[Data entries]
☆ ☆ ☆ ☆ ☆ ☆ ☆

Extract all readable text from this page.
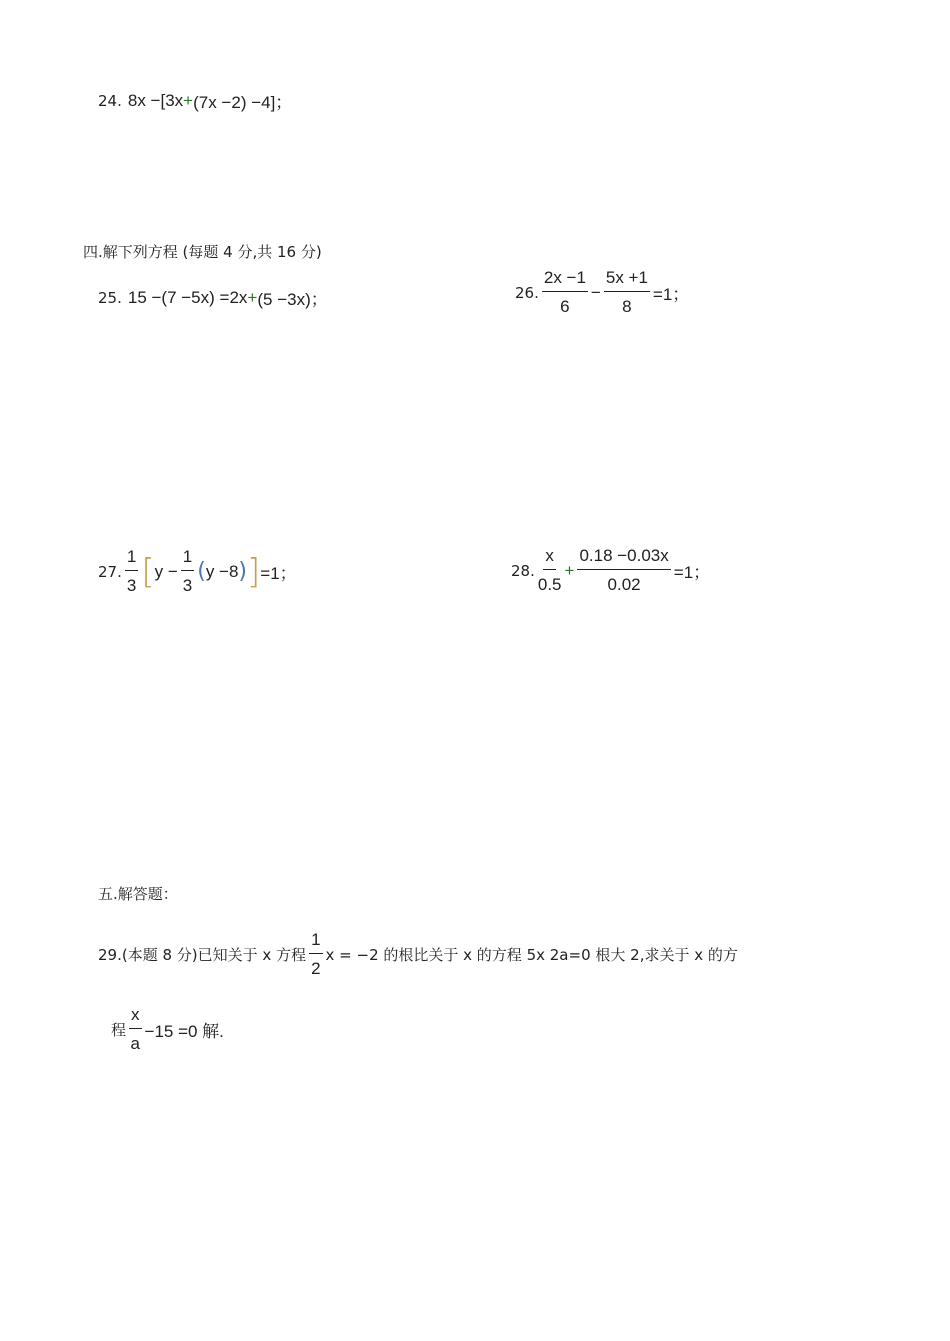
24. 8x −[3x + (7x −2) −4]；
四.解下列方程 (每题 4 分,共 16 分)
25. 15 −(7 −5x) =2x + (5 −3x)；	26. $\frac{2x -1}{6} - \frac{5x +1}{8} =1$；
27. $\frac{1}{3}$ [ $y - \frac{1}{3}$ ( y −8 ) ] =1；	28. $\frac{x}{0.5} + \frac{0.18 -0.03x}{0.02} =1$；
五.解答题：
29.(本题 8 分)已知关于 x 方程 $\frac{1}{2}$ x = −2 的根比关于 x 的方程 5x 2a=0 根大 2,求关于 x 的方
程 $\frac{x}{a} -15 =0$ 解.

☆ ☆ ☆ ☆ ☆ ☆ ☆

Exercise prompt:
Your answer should be a single number: how many lines in the data above include "frac"?

Task response:
4